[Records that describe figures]

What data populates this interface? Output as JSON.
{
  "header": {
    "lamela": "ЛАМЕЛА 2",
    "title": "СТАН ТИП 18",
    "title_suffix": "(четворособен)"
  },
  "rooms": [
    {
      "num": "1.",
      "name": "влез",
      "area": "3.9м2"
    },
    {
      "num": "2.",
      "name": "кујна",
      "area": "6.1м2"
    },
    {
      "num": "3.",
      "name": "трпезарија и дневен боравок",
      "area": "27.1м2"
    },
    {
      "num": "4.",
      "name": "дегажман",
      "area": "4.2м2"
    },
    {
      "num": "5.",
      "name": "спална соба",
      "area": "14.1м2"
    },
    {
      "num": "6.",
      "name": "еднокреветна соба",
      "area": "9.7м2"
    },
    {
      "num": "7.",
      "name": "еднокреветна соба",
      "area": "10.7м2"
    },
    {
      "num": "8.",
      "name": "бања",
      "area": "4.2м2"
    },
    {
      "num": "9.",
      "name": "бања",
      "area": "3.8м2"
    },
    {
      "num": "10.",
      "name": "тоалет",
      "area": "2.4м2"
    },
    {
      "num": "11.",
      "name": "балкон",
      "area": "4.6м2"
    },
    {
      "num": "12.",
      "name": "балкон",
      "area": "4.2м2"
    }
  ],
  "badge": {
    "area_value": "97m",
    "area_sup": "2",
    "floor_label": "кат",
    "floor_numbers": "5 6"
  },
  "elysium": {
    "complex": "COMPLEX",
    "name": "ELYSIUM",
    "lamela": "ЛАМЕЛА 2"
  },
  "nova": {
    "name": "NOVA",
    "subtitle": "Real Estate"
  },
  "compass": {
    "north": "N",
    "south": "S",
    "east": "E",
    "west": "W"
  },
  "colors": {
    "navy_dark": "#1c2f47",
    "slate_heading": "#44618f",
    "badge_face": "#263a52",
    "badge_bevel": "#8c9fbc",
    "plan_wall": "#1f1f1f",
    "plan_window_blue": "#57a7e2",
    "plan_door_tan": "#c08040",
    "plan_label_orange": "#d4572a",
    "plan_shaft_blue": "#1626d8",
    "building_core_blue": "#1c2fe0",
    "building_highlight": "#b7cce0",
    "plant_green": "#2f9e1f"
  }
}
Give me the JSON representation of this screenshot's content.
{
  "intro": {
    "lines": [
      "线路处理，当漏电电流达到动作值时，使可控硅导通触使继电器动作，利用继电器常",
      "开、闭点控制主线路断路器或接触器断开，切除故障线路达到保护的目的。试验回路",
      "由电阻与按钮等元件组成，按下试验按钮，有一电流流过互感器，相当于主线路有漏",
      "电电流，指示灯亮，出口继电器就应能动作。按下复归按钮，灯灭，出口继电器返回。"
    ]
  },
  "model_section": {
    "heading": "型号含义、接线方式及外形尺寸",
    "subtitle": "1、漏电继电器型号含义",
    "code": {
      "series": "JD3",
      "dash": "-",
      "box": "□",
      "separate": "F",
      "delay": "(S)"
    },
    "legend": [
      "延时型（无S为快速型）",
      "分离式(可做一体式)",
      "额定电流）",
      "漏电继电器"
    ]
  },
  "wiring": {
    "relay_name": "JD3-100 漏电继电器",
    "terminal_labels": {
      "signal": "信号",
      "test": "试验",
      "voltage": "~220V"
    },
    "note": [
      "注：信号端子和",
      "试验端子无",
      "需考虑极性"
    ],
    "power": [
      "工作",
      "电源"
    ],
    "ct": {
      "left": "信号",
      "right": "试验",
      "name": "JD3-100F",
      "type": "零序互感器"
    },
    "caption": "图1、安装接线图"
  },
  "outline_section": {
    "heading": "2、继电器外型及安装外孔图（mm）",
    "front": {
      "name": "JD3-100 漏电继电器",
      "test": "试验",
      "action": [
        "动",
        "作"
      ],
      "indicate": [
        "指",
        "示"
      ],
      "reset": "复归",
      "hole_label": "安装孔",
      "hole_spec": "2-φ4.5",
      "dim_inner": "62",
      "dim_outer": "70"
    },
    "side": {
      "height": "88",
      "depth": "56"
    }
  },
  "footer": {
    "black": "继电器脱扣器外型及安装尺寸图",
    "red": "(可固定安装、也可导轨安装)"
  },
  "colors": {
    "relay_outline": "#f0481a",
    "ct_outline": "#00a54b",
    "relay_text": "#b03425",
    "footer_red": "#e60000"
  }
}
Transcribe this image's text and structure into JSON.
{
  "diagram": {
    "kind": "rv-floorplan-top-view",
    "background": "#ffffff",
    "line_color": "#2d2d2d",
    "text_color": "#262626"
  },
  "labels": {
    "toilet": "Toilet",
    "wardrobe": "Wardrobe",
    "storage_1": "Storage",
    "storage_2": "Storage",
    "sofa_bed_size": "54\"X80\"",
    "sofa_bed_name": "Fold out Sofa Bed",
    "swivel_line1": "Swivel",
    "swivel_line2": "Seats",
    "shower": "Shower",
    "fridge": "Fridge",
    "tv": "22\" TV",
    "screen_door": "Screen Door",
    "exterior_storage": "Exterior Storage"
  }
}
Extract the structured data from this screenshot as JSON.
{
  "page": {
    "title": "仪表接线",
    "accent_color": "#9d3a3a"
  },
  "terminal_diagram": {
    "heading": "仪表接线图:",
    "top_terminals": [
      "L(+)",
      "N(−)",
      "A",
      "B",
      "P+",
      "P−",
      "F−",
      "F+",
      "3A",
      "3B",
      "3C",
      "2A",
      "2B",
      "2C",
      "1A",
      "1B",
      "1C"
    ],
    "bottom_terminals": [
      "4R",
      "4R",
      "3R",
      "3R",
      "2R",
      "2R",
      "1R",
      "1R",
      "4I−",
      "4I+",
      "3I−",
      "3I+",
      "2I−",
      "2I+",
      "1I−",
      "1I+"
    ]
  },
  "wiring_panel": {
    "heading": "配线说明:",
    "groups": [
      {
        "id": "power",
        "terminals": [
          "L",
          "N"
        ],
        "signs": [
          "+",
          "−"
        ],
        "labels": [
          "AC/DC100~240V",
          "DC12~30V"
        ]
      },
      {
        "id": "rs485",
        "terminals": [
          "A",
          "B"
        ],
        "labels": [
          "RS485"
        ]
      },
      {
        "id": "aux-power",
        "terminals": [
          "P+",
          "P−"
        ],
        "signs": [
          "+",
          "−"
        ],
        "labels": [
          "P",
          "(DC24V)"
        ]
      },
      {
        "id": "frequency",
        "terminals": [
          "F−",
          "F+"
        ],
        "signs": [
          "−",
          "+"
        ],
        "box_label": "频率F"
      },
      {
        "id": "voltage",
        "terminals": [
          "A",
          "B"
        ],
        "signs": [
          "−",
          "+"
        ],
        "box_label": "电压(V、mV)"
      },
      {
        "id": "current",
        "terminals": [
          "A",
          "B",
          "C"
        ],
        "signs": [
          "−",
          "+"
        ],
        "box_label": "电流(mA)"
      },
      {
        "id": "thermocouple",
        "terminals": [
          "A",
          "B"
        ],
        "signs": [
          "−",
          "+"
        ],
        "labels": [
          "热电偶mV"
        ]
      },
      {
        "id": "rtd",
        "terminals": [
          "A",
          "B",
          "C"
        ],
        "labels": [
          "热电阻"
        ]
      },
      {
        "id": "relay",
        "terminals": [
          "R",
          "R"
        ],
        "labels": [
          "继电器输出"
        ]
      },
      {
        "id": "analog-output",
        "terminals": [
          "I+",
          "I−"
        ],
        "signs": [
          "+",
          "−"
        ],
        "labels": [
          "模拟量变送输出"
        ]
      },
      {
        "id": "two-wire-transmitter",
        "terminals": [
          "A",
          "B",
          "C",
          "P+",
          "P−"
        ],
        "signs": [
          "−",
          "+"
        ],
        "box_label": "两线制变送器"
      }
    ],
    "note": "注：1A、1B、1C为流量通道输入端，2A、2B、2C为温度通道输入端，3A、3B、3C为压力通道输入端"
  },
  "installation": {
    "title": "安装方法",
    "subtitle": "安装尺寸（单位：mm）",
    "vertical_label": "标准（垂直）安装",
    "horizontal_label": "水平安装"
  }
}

:: Challenge ::
Pick out, from the lines above, every one that contains the string "data".

:: Task response ::
What data populates this interface? Output as JSON.
Extract the structured data from this screenshot as JSON.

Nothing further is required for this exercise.